Available data:
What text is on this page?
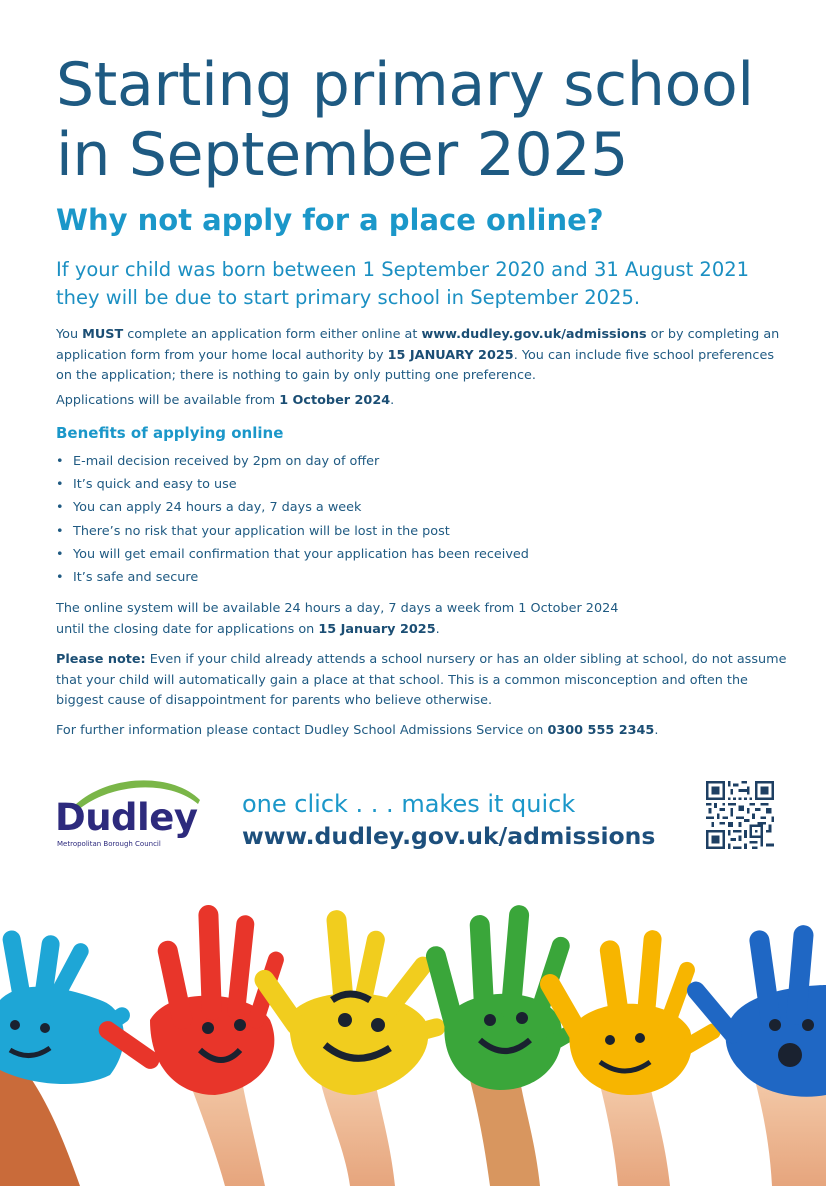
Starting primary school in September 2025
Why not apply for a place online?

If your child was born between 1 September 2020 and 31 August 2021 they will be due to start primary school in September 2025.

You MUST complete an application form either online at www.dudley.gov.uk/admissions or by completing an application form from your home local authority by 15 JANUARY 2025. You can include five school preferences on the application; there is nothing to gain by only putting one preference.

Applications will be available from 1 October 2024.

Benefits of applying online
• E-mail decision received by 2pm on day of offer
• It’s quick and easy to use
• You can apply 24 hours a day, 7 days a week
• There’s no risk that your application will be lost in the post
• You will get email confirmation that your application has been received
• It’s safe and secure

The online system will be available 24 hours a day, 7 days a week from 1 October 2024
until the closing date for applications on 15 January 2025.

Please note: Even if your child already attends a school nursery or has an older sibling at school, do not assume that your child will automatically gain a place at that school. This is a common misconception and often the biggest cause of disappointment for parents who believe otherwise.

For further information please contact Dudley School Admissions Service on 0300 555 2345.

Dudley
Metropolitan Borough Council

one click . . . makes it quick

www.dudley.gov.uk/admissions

---

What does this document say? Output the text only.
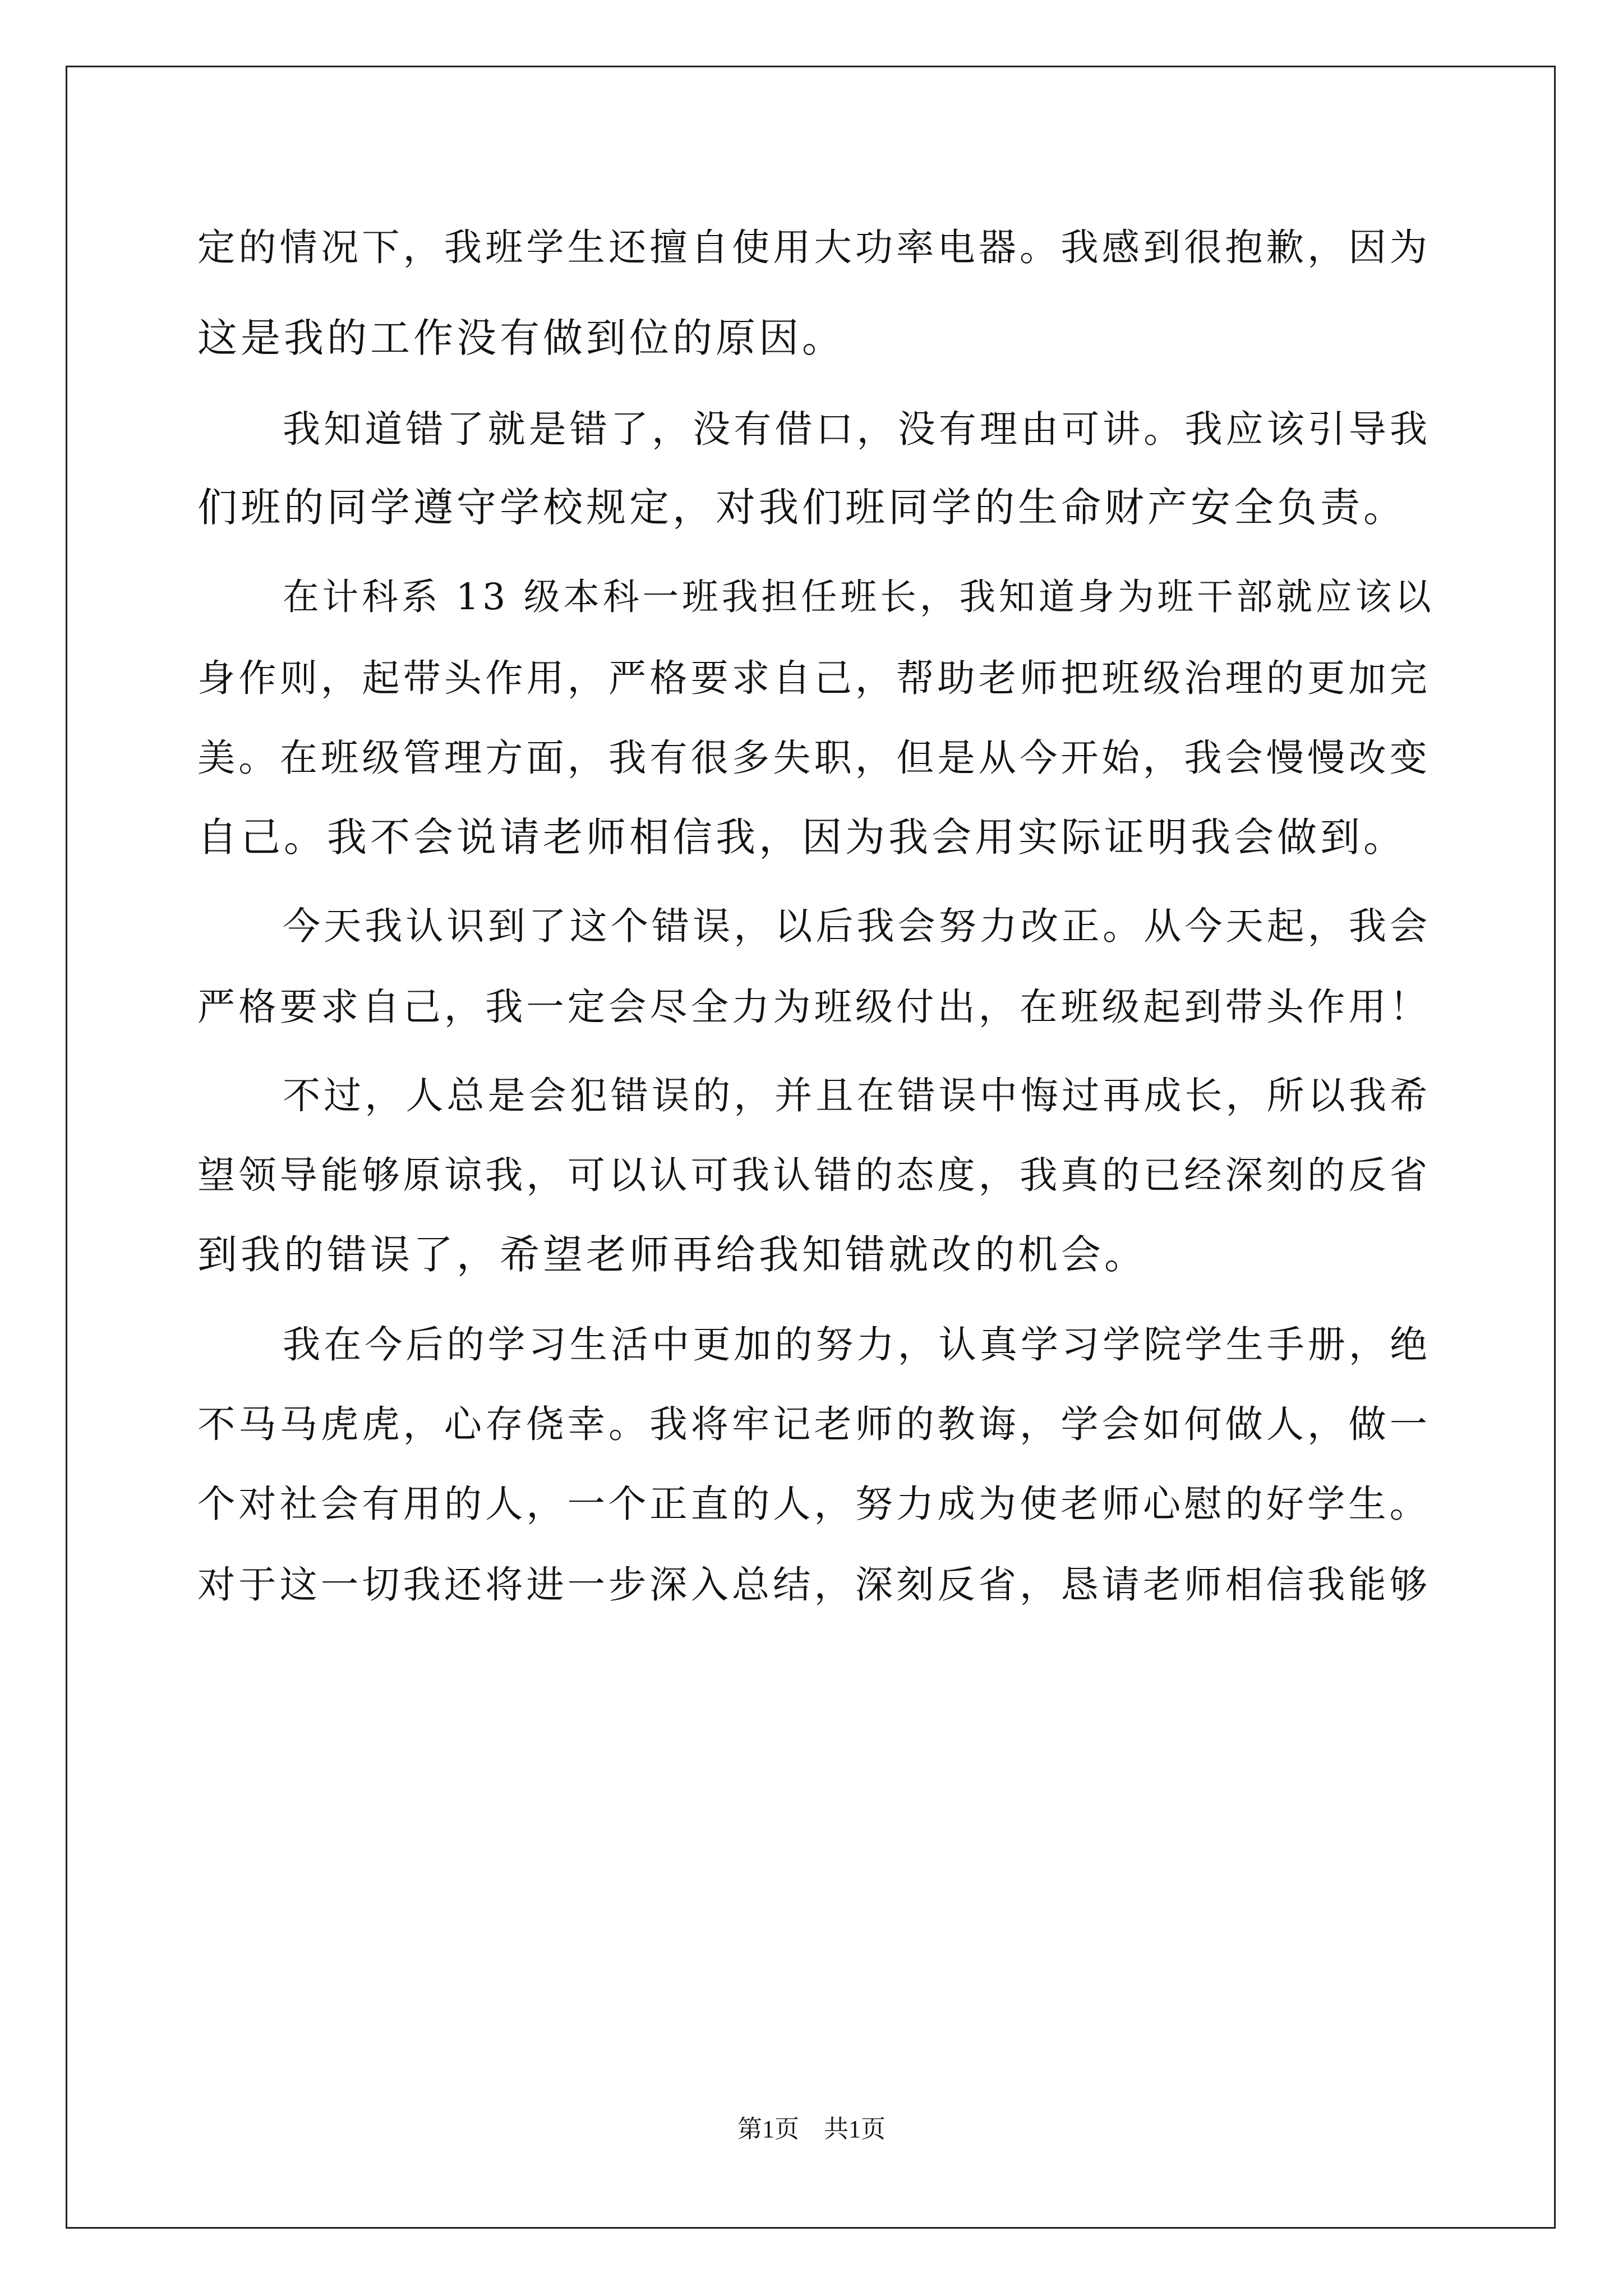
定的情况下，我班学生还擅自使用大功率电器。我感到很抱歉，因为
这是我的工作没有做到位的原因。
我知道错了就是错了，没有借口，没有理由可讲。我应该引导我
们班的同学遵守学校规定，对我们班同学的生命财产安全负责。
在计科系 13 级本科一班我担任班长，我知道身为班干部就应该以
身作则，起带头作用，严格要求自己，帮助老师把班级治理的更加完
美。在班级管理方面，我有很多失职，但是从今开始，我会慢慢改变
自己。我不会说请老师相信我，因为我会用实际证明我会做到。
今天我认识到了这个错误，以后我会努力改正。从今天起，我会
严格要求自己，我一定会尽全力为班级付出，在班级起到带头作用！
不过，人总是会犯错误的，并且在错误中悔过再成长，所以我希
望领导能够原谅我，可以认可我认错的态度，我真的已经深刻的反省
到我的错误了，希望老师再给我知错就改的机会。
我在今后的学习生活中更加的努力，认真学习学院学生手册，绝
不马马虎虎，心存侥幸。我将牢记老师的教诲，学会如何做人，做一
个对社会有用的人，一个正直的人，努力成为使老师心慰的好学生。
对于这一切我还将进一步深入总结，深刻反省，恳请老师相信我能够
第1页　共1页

...

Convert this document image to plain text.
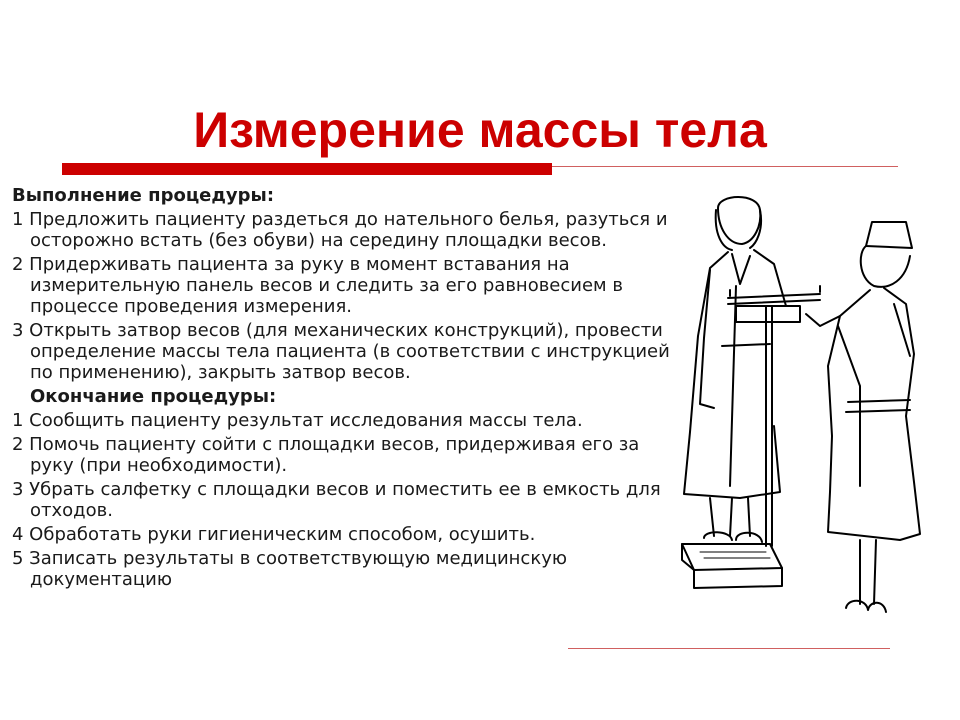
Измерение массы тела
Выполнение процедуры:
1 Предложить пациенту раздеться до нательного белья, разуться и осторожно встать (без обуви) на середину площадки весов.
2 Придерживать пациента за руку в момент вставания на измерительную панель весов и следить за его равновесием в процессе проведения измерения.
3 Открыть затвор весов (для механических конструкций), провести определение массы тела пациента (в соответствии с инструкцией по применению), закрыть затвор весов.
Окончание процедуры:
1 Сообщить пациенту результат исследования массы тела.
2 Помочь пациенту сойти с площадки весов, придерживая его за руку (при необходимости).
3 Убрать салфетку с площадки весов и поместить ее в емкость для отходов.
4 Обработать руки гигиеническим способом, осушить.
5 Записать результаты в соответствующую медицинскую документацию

Problem to work on:
From the listing, copy each line containing the word "September".

Answer for this exercise:
Starting primary school in September 2025
If your child was born between 1 September 2020 and 31 August 2021 they will be due to start primary school in September 2025.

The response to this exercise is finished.